(WHAT TO WORK ON): Present every line of the records below as a Markdown table with two columns, Row and Line, numbering the lines in order and leaving out any blank lines.
——
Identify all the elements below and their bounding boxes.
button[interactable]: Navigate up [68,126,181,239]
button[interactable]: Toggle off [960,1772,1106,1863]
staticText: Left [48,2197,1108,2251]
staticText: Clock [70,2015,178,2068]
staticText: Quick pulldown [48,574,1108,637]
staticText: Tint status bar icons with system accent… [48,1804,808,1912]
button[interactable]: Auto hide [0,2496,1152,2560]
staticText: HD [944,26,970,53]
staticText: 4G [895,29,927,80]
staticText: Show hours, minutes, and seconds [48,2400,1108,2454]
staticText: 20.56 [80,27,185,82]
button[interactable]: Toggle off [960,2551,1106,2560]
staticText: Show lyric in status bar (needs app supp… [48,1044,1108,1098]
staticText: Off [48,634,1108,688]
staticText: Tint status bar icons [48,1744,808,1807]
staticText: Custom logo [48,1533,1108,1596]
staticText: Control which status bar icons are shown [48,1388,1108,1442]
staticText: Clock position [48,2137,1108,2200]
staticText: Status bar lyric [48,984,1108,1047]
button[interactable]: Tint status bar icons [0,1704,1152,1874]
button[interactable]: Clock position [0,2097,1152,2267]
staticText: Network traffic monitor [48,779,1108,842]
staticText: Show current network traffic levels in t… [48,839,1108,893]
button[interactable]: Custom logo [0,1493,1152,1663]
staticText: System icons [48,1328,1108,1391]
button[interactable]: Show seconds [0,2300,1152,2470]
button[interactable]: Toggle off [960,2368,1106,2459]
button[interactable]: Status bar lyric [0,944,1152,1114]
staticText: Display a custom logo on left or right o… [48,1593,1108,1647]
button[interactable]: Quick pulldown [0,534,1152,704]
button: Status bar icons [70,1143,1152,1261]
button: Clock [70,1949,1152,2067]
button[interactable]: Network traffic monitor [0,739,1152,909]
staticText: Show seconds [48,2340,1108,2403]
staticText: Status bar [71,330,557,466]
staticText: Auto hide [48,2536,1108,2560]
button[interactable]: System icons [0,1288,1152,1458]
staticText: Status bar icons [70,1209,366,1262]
——
(OUTPUT):
| Row | Line |
|---|---|
| 1 | Identify all the elements below and their bounding boxes. |
| 2 | button[interactable]: Navigate up [68,126,181,239] |
| 3 | button[interactable]: Toggle off [960,1772,1106,1863] |
| 4 | staticText: Left [48,2197,1108,2251] |
| 5 | staticText: Clock [70,2015,178,2068] |
| 6 | staticText: Quick pulldown [48,574,1108,637] |
| 7 | staticText: Tint status bar icons with system accent… [48,1804,808,1912] |
| 8 | button[interactable]: Auto hide [0,2496,1152,2560] |
| 9 | staticText: HD [944,26,970,53] |
| 10 | staticText: 4G [895,29,927,80] |
| 11 | staticText: Show hours, minutes, and seconds [48,2400,1108,2454] |
| 12 | staticText: 20.56 [80,27,185,82] |
| 13 | button[interactable]: Toggle off [960,2551,1106,2560] |
| 14 | staticText: Show lyric in status bar (needs app supp… [48,1044,1108,1098] |
| 15 | staticText: Off [48,634,1108,688] |
| 16 | staticText: Tint status bar icons [48,1744,808,1807] |
| 17 | staticText: Custom logo [48,1533,1108,1596] |
| 18 | staticText: Control which status bar icons are shown [48,1388,1108,1442] |
| 19 | staticText: Clock position [48,2137,1108,2200] |
| 20 | staticText: Status bar lyric [48,984,1108,1047] |
| 21 | button[interactable]: Tint status bar icons [0,1704,1152,1874] |
| 22 | button[interactable]: Clock position [0,2097,1152,2267] |
| 23 | staticText: Network traffic monitor [48,779,1108,842] |
| 24 | staticText: Show current network traffic levels in t… [48,839,1108,893] |
| 25 | button[interactable]: Custom logo [0,1493,1152,1663] |
| 26 | staticText: System icons [48,1328,1108,1391] |
| 27 | button[interactable]: Show seconds [0,2300,1152,2470] |
| 28 | button[interactable]: Toggle off [960,2368,1106,2459] |
| 29 | button[interactable]: Status bar lyric [0,944,1152,1114] |
| 30 | staticText: Display a custom logo on left or right o… [48,1593,1108,1647] |
| 31 | button[interactable]: Quick pulldown [0,534,1152,704] |
| 32 | button: Status bar icons [70,1143,1152,1261] |
| 33 | button: Clock [70,1949,1152,2067] |
| 34 | button[interactable]: Network traffic monitor [0,739,1152,909] |
| 35 | staticText: Show seconds [48,2340,1108,2403] |
| 36 | staticText: Status bar [71,330,557,466] |
| 37 | staticText: Auto hide [48,2536,1108,2560] |
| 38 | button[interactable]: System icons [0,1288,1152,1458] |
| 39 | staticText: Status bar icons [70,1209,366,1262] |